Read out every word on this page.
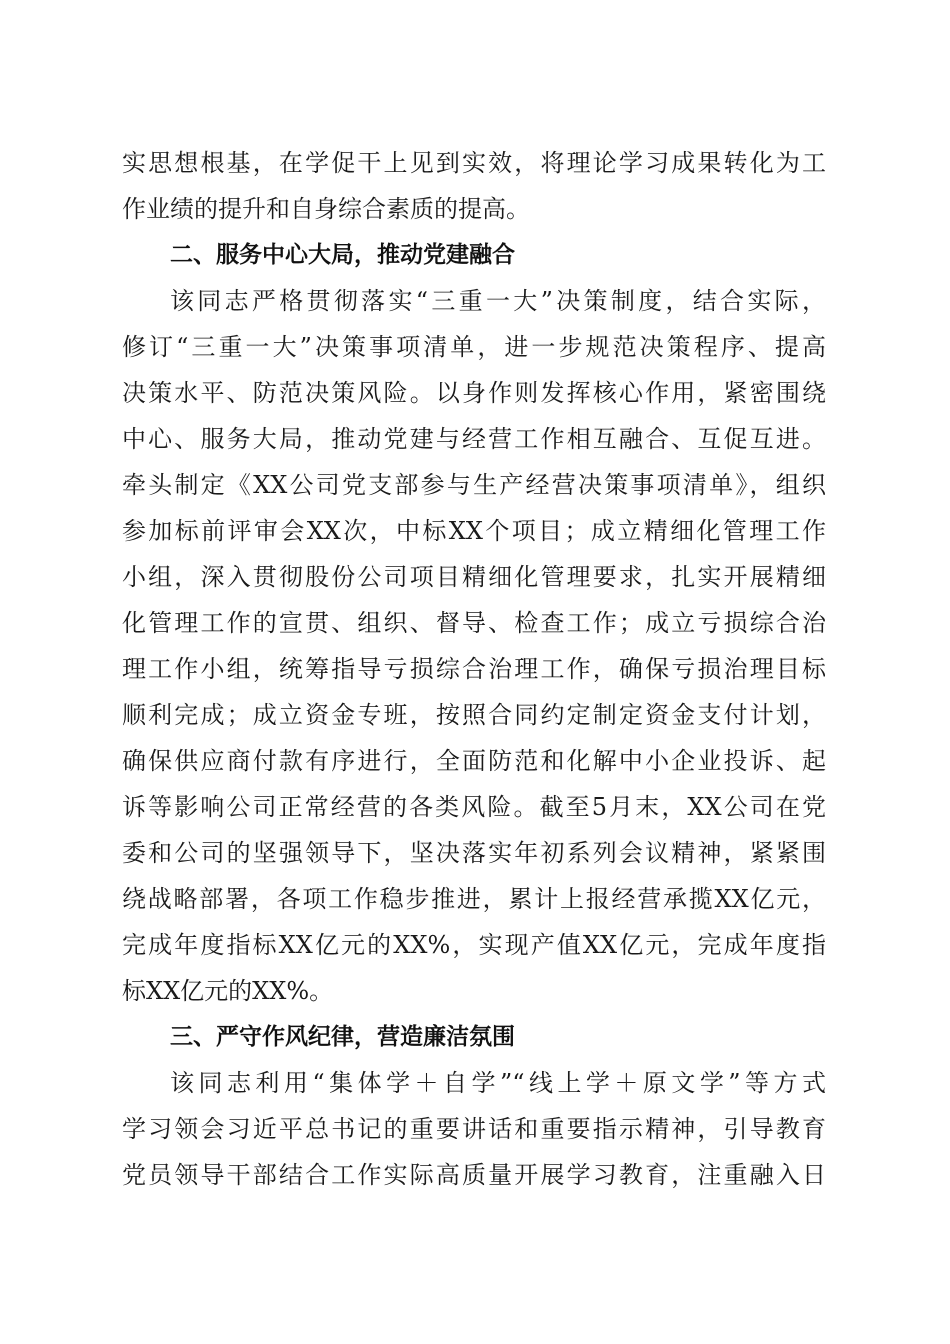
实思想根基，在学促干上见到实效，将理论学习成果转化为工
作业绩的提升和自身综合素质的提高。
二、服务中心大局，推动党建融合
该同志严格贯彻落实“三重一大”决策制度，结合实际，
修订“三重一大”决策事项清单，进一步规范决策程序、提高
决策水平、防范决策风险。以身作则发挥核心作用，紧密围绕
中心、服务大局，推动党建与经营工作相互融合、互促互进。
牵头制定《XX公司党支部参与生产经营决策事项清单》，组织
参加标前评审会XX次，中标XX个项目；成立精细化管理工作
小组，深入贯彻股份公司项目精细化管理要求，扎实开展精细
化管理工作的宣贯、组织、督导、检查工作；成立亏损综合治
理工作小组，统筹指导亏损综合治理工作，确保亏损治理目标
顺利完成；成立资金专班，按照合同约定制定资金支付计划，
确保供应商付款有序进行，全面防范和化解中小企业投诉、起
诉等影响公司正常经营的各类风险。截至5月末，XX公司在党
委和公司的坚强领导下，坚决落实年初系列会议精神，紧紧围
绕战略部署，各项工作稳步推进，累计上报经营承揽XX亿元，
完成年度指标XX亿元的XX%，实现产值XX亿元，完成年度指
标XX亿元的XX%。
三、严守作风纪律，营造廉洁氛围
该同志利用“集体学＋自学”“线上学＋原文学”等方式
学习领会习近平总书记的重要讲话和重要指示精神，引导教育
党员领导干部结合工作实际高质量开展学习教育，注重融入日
══════
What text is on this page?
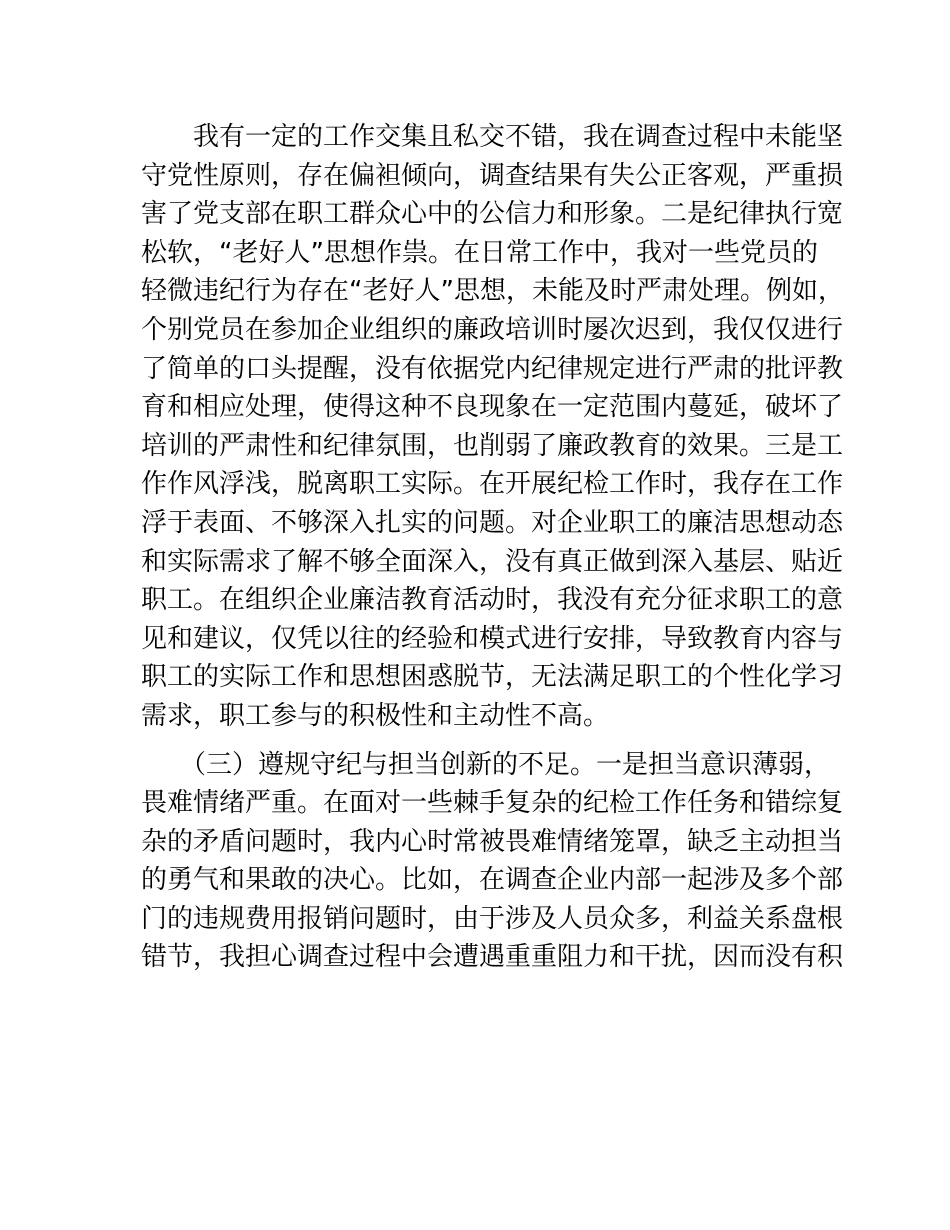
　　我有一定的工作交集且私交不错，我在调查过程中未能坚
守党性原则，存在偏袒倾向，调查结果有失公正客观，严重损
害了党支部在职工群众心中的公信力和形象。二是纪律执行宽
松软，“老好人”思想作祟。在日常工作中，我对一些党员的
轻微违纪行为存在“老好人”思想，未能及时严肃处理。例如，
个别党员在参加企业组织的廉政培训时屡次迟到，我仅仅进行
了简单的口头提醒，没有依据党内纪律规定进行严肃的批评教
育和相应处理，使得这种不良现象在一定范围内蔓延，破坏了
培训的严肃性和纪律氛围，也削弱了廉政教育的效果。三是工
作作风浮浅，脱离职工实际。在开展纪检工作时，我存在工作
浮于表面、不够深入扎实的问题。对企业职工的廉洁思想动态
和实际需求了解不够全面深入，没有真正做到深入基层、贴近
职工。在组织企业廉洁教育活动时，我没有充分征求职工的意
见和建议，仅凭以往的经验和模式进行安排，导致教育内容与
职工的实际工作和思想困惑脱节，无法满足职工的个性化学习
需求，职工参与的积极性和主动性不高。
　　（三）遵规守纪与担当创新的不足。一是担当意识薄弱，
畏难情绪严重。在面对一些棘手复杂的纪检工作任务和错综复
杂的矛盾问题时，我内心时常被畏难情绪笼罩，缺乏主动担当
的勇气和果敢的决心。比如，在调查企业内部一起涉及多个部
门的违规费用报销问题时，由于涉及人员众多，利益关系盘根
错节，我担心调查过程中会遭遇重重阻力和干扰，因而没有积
══════
**WHAT IS EXPECTED**
In the lines above, locate the string "this". Copy every line where it occurs.

**ANSWER BELOW**
Read out every word on this page.
What text is on this page?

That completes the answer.